GIVEN REQUEST |
Copy out the entries below in full and exactly.
>> START STORED ROWS
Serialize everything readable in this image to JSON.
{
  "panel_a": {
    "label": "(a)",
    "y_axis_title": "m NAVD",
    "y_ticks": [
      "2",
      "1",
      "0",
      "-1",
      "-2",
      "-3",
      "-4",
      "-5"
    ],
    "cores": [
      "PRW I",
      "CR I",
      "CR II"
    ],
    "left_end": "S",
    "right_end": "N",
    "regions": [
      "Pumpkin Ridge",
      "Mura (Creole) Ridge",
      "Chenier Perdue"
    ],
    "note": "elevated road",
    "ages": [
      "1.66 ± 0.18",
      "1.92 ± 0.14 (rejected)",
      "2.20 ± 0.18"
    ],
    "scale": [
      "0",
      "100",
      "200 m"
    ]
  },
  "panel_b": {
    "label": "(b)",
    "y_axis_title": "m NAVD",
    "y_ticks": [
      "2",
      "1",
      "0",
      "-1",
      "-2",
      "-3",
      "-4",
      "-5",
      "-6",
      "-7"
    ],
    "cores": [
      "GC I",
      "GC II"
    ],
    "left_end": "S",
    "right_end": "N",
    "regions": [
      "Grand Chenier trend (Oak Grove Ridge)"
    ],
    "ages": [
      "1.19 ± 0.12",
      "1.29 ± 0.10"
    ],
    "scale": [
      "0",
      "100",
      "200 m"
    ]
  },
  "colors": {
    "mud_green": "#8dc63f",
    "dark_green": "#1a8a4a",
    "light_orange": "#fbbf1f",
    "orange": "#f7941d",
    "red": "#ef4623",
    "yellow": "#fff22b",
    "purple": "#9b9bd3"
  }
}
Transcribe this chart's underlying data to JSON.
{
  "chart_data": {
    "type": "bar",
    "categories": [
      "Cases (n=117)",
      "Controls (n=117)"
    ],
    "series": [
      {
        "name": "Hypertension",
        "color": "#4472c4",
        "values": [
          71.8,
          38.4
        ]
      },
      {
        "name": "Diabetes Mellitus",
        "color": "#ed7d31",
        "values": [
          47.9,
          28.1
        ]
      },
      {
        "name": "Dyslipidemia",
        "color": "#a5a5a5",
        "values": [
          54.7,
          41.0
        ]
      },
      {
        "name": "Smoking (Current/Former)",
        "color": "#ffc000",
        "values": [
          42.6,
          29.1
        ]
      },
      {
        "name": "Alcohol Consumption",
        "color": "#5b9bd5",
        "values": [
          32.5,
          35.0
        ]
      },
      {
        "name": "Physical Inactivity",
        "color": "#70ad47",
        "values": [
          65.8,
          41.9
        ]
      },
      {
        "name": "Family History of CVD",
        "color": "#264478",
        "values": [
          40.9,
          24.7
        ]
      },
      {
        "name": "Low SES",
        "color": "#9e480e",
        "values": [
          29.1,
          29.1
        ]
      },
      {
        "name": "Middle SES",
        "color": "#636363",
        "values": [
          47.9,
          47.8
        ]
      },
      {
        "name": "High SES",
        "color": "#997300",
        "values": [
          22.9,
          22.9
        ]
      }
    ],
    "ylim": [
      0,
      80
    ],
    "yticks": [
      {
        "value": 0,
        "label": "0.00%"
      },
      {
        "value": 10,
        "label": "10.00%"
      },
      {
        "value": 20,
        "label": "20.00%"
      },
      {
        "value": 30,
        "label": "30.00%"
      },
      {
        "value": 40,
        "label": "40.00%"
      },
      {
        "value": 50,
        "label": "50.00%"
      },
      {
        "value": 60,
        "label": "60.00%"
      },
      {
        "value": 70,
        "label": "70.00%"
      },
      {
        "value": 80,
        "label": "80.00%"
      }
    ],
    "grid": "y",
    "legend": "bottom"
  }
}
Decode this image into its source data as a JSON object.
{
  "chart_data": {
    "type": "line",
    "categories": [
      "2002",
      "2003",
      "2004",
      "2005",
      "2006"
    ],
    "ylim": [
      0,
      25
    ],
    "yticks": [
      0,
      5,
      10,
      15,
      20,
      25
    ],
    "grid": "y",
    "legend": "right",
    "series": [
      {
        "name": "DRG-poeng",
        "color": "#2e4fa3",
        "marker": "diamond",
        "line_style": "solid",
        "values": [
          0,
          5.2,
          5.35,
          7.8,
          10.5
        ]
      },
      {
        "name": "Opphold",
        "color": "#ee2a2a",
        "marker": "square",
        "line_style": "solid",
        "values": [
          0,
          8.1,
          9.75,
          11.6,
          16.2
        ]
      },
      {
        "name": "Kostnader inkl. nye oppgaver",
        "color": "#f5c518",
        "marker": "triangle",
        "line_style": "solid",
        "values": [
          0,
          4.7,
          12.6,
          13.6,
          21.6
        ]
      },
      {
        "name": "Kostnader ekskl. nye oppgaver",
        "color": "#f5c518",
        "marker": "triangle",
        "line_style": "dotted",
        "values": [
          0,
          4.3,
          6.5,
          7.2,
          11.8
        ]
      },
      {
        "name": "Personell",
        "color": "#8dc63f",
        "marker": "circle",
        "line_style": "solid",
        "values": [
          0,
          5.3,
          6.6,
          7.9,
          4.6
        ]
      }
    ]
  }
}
>> END STORED ROWS
THE RESPONSE |
Serialize everything readable in this image to JSON.
{
  "panel_a": {
    "label": "(a)",
    "y_axis_title": "m NAVD",
    "y_ticks": [
      "2",
      "1",
      "0",
      "-1",
      "-2",
      "-3",
      "-4",
      "-5"
    ],
    "cores": [
      "PRW I",
      "CR I",
      "CR II"
    ],
    "left_end": "S",
    "right_end": "N",
    "regions": [
      "Pumpkin Ridge",
      "Mura (Creole) Ridge",
      "Chenier Perdue"
    ],
    "note": "elevated road",
    "ages": [
      "1.66 ± 0.18",
      "1.92 ± 0.14 (rejected)",
      "2.20 ± 0.18"
    ],
    "scale": [
      "0",
      "100",
      "200 m"
    ]
  },
  "panel_b": {
    "label": "(b)",
    "y_axis_title": "m NAVD",
    "y_ticks": [
      "2",
      "1",
      "0",
      "-1",
      "-2",
      "-3",
      "-4",
      "-5",
      "-6",
      "-7"
    ],
    "cores": [
      "GC I",
      "GC II"
    ],
    "left_end": "S",
    "right_end": "N",
    "regions": [
      "Grand Chenier trend (Oak Grove Ridge)"
    ],
    "ages": [
      "1.19 ± 0.12",
      "1.29 ± 0.10"
    ],
    "scale": [
      "0",
      "100",
      "200 m"
    ]
  },
  "colors": {
    "mud_green": "#8dc63f",
    "dark_green": "#1a8a4a",
    "light_orange": "#fbbf1f",
    "orange": "#f7941d",
    "red": "#ef4623",
    "yellow": "#fff22b",
    "purple": "#9b9bd3"
  }
}
Transcribe this chart's underlying data to JSON.
{
  "chart_data": {
    "type": "bar",
    "categories": [
      "Cases (n=117)",
      "Controls (n=117)"
    ],
    "series": [
      {
        "name": "Hypertension",
        "color": "#4472c4",
        "values": [
          71.8,
          38.4
        ]
      },
      {
        "name": "Diabetes Mellitus",
        "color": "#ed7d31",
        "values": [
          47.9,
          28.1
        ]
      },
      {
        "name": "Dyslipidemia",
        "color": "#a5a5a5",
        "values": [
          54.7,
          41.0
        ]
      },
      {
        "name": "Smoking (Current/Former)",
        "color": "#ffc000",
        "values": [
          42.6,
          29.1
        ]
      },
      {
        "name": "Alcohol Consumption",
        "color": "#5b9bd5",
        "values": [
          32.5,
          35.0
        ]
      },
      {
        "name": "Physical Inactivity",
        "color": "#70ad47",
        "values": [
          65.8,
          41.9
        ]
      },
      {
        "name": "Family History of CVD",
        "color": "#264478",
        "values": [
          40.9,
          24.7
        ]
      },
      {
        "name": "Low SES",
        "color": "#9e480e",
        "values": [
          29.1,
          29.1
        ]
      },
      {
        "name": "Middle SES",
        "color": "#636363",
        "values": [
          47.9,
          47.8
        ]
      },
      {
        "name": "High SES",
        "color": "#997300",
        "values": [
          22.9,
          22.9
        ]
      }
    ],
    "ylim": [
      0,
      80
    ],
    "yticks": [
      {
        "value": 0,
        "label": "0.00%"
      },
      {
        "value": 10,
        "label": "10.00%"
      },
      {
        "value": 20,
        "label": "20.00%"
      },
      {
        "value": 30,
        "label": "30.00%"
      },
      {
        "value": 40,
        "label": "40.00%"
      },
      {
        "value": 50,
        "label": "50.00%"
      },
      {
        "value": 60,
        "label": "60.00%"
      },
      {
        "value": 70,
        "label": "70.00%"
      },
      {
        "value": 80,
        "label": "80.00%"
      }
    ],
    "grid": "y",
    "legend": "bottom"
  }
}
Decode this image into its source data as a JSON object.
{
  "chart_data": {
    "type": "line",
    "categories": [
      "2002",
      "2003",
      "2004",
      "2005",
      "2006"
    ],
    "ylim": [
      0,
      25
    ],
    "yticks": [
      0,
      5,
      10,
      15,
      20,
      25
    ],
    "grid": "y",
    "legend": "right",
    "series": [
      {
        "name": "DRG-poeng",
        "color": "#2e4fa3",
        "marker": "diamond",
        "line_style": "solid",
        "values": [
          0,
          5.2,
          5.35,
          7.8,
          10.5
        ]
      },
      {
        "name": "Opphold",
        "color": "#ee2a2a",
        "marker": "square",
        "line_style": "solid",
        "values": [
          0,
          8.1,
          9.75,
          11.6,
          16.2
        ]
      },
      {
        "name": "Kostnader inkl. nye oppgaver",
        "color": "#f5c518",
        "marker": "triangle",
        "line_style": "solid",
        "values": [
          0,
          4.7,
          12.6,
          13.6,
          21.6
        ]
      },
      {
        "name": "Kostnader ekskl. nye oppgaver",
        "color": "#f5c518",
        "marker": "triangle",
        "line_style": "dotted",
        "values": [
          0,
          4.3,
          6.5,
          7.2,
          11.8
        ]
      },
      {
        "name": "Personell",
        "color": "#8dc63f",
        "marker": "circle",
        "line_style": "solid",
        "values": [
          0,
          5.3,
          6.6,
          7.9,
          4.6
        ]
      }
    ]
  }
}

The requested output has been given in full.